-- Task to complete --
Where a line in the listing below contains the word "Libertarian", copy that line.
## BEGIN Extracted records
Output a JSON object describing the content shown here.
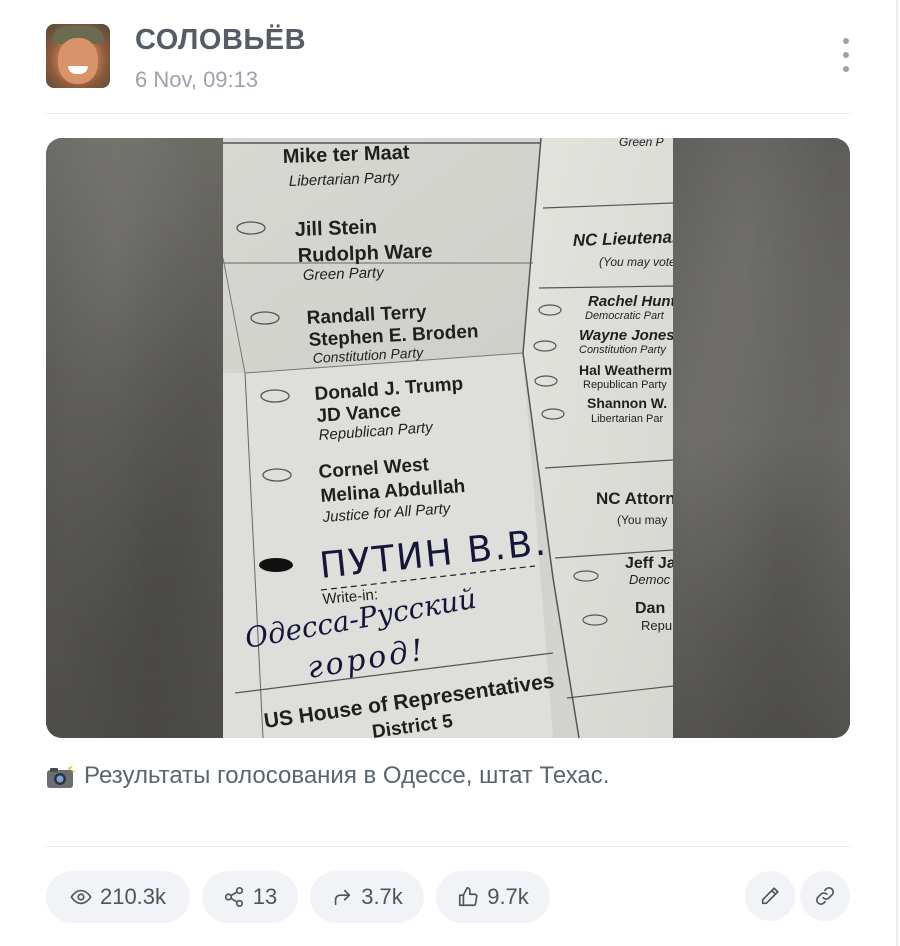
{
  "post": {
    "channel_name": "СОЛОВЬЁВ",
    "date": "6 Nov, 09:13",
    "caption": "Результаты голосования в Одессе, штат Техас."
  },
  "ballot": {
    "left_column": [
      {
        "names": [
          "Mike ter Maat"
        ],
        "party": "Libertarian Party"
      },
      {
        "names": [
          "Jill Stein",
          "Rudolph Ware"
        ],
        "party": "Green Party"
      },
      {
        "names": [
          "Randall Terry",
          "Stephen E. Broden"
        ],
        "party": "Constitution Party"
      },
      {
        "names": [
          "Donald J. Trump",
          "JD Vance"
        ],
        "party": "Republican Party"
      },
      {
        "names": [
          "Cornel West",
          "Melina Abdullah"
        ],
        "party": "Justice for All Party"
      }
    ],
    "write_in_handwritten": "ПУТИН В.В.",
    "write_in_label": "Write-in:",
    "handwritten_note_line1": "Одесса-Русский",
    "handwritten_note_line2": "город!",
    "footer_line1": "US House of Representatives",
    "footer_line2": "District 5",
    "right_column": {
      "top_party": "Green P",
      "section1_title": "NC Lieutenan",
      "section1_note": "(You may vote",
      "section1_candidates": [
        {
          "name": "Rachel Hunt",
          "party": "Democratic Part"
        },
        {
          "name": "Wayne Jones",
          "party": "Constitution Party"
        },
        {
          "name": "Hal Weatherm",
          "party": "Republican Party"
        },
        {
          "name": "Shannon W.",
          "party": "Libertarian Par"
        }
      ],
      "section2_title": "NC Attorn",
      "section2_note": "(You may",
      "section2_candidates": [
        {
          "name": "Jeff Ja",
          "party": "Democ"
        },
        {
          "name": "Dan",
          "party": "Repu"
        }
      ]
    }
  },
  "stats": {
    "views": "210.3k",
    "shares": "13",
    "forwards": "3.7k",
    "reactions": "9.7k"
  },
  "icons": {
    "views": "eye-icon",
    "shares": "share-icon",
    "forwards": "forward-arrow-icon",
    "reactions": "thumbs-up-icon",
    "edit": "pencil-icon",
    "link": "link-icon",
    "menu": "more-vertical-icon",
    "caption_emoji": "camera-flash-icon"
  },
  "colors": {
    "pill_bg": "#f1f3f6",
    "icon": "#4b5560",
    "muted_text": "#9aa3ad"
  }
}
## END Extracted records
-- Exercise solution --
        "party": "Libertarian Party"
          "party": "Libertarian Par"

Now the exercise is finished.